Stated exercise: Count every line that holds the string "document", then give that number alone.

Records supplied:
(begin)

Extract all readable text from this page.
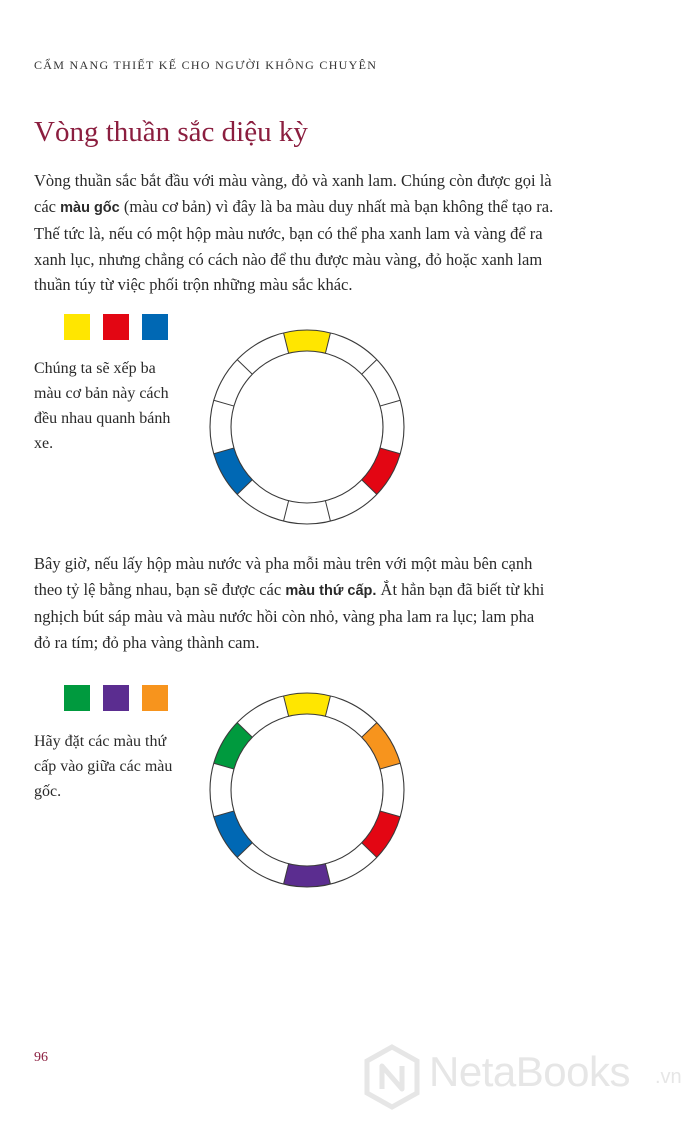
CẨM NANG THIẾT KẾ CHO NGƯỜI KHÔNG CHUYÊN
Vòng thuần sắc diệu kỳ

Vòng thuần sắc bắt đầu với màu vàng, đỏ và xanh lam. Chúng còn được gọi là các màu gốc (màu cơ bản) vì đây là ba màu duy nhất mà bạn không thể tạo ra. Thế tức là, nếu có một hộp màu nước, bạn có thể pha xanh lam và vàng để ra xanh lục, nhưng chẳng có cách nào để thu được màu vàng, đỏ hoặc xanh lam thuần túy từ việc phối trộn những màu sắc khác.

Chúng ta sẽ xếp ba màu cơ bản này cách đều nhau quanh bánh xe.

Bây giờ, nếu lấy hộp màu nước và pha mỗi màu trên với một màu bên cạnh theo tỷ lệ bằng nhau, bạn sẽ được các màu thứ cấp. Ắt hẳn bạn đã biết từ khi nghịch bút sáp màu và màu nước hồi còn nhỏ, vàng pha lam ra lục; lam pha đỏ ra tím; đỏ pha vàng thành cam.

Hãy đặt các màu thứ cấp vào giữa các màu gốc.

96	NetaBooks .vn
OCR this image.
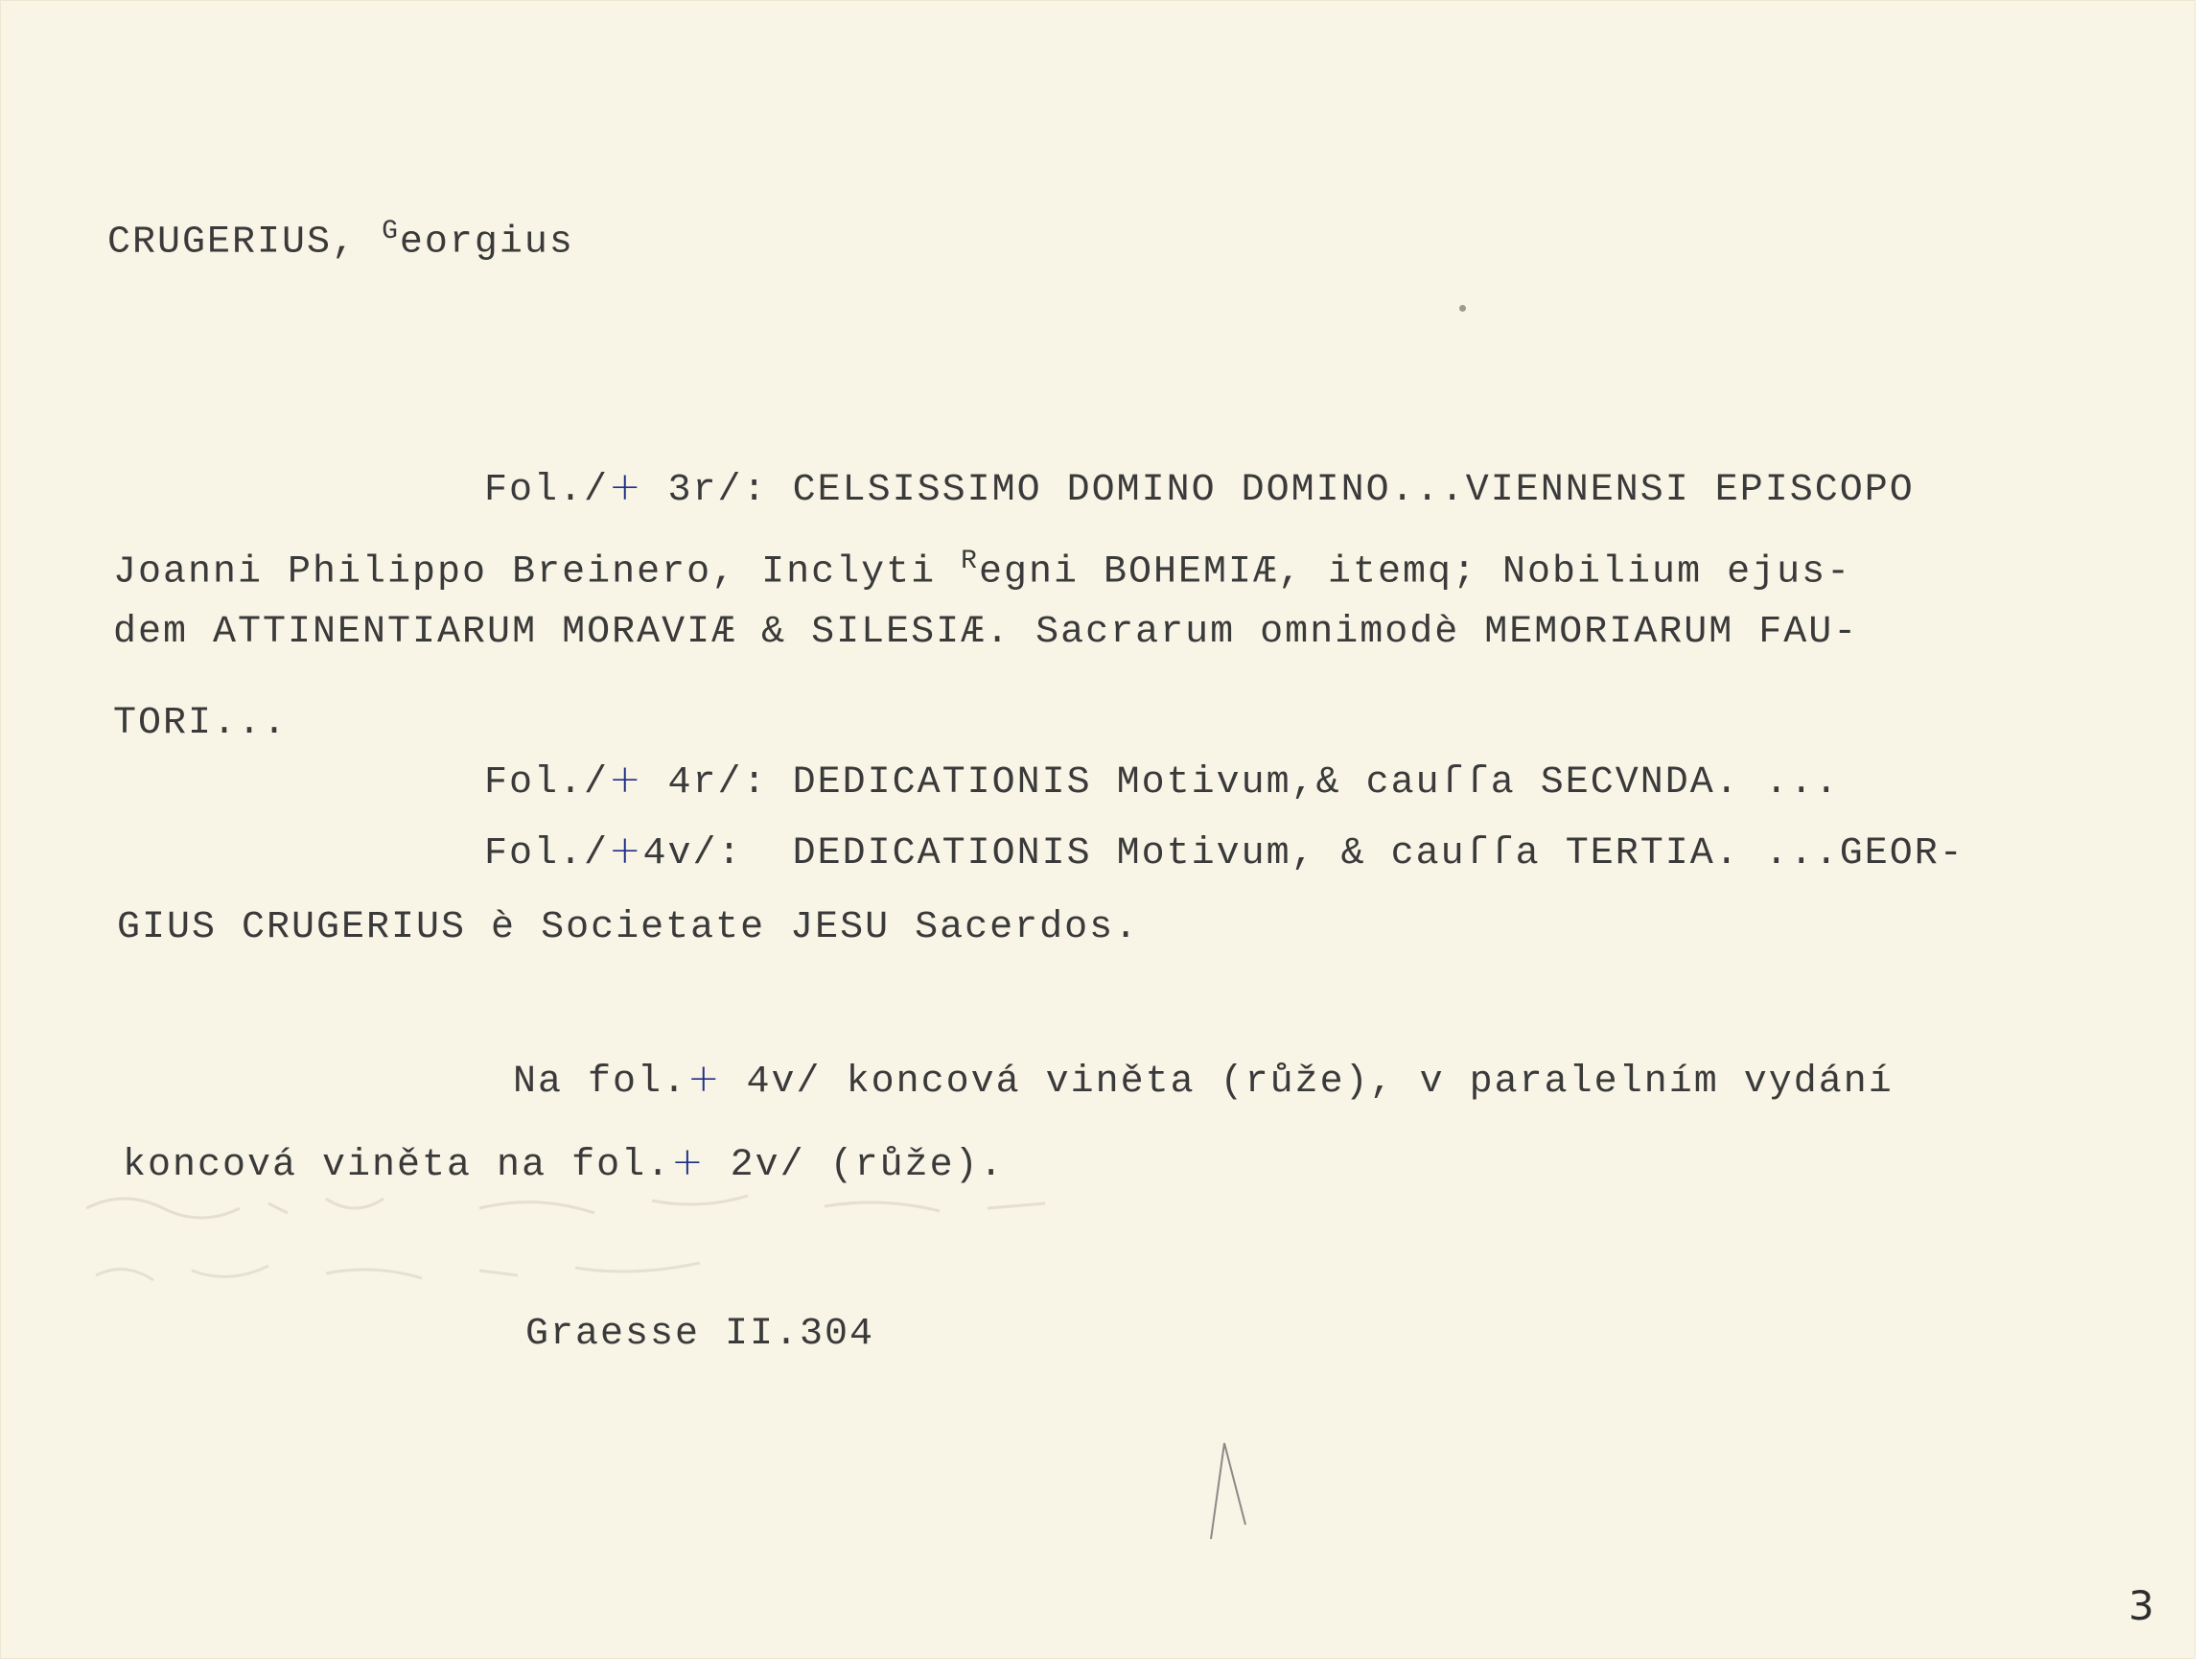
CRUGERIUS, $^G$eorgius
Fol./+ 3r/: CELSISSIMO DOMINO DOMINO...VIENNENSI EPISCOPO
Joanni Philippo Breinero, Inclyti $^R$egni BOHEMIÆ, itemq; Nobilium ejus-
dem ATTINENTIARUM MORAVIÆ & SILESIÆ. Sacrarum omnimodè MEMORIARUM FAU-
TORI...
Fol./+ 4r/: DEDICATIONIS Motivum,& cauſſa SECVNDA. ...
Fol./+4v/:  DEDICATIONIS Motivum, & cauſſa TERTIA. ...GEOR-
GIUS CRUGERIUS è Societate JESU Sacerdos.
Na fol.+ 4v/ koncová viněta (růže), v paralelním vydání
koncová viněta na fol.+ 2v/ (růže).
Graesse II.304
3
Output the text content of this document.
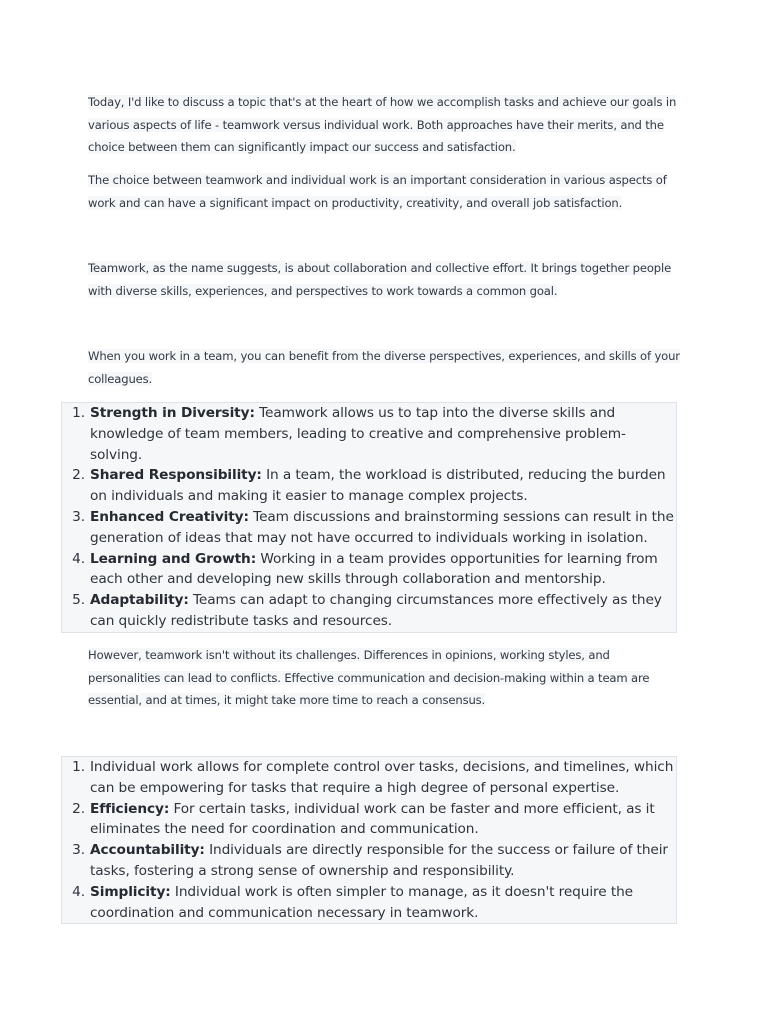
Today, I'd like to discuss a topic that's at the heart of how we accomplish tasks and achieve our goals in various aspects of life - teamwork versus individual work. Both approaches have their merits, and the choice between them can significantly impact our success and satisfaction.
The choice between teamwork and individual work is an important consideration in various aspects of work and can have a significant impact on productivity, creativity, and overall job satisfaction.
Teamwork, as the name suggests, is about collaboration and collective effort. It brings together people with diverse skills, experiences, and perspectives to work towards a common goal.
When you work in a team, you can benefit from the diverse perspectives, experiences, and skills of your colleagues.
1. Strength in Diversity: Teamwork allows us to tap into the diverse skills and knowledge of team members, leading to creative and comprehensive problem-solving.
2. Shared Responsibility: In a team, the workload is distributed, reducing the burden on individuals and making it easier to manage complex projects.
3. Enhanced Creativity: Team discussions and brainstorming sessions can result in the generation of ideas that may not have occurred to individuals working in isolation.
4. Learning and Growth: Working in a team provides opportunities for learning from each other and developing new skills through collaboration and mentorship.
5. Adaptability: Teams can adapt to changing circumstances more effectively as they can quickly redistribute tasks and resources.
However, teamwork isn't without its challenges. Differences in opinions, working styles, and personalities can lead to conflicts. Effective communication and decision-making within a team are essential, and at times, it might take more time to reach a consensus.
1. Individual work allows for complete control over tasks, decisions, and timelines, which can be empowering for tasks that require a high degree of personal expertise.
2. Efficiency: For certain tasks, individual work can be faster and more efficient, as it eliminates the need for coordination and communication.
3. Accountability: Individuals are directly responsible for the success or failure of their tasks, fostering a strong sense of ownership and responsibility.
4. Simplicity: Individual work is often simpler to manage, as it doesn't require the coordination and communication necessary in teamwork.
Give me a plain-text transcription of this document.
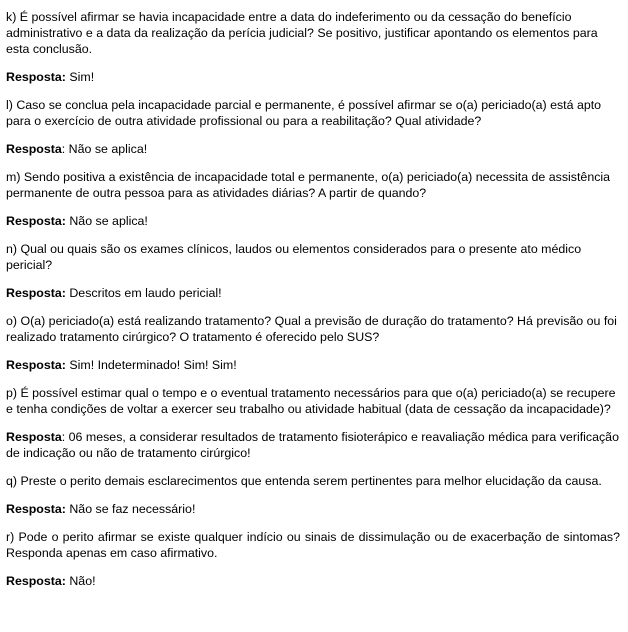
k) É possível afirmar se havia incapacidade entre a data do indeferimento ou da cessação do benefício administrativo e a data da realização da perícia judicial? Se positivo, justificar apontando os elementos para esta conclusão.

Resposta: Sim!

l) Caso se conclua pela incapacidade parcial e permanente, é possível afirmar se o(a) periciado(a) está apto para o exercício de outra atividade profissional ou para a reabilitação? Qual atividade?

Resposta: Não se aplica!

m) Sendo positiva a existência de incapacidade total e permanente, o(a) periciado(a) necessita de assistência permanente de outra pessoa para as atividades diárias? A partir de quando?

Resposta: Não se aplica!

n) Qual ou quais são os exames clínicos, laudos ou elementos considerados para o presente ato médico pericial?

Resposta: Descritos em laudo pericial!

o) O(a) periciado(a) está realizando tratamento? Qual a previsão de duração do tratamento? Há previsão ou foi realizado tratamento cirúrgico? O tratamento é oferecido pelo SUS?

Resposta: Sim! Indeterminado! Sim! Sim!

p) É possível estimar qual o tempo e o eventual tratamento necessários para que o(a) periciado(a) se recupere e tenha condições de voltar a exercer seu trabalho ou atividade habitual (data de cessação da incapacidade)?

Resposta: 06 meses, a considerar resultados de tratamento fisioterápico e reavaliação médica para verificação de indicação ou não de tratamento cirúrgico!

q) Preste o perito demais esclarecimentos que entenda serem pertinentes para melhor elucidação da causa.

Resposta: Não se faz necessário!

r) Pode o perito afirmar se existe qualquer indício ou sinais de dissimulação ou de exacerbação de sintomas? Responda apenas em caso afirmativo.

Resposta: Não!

(end)

Response below: 2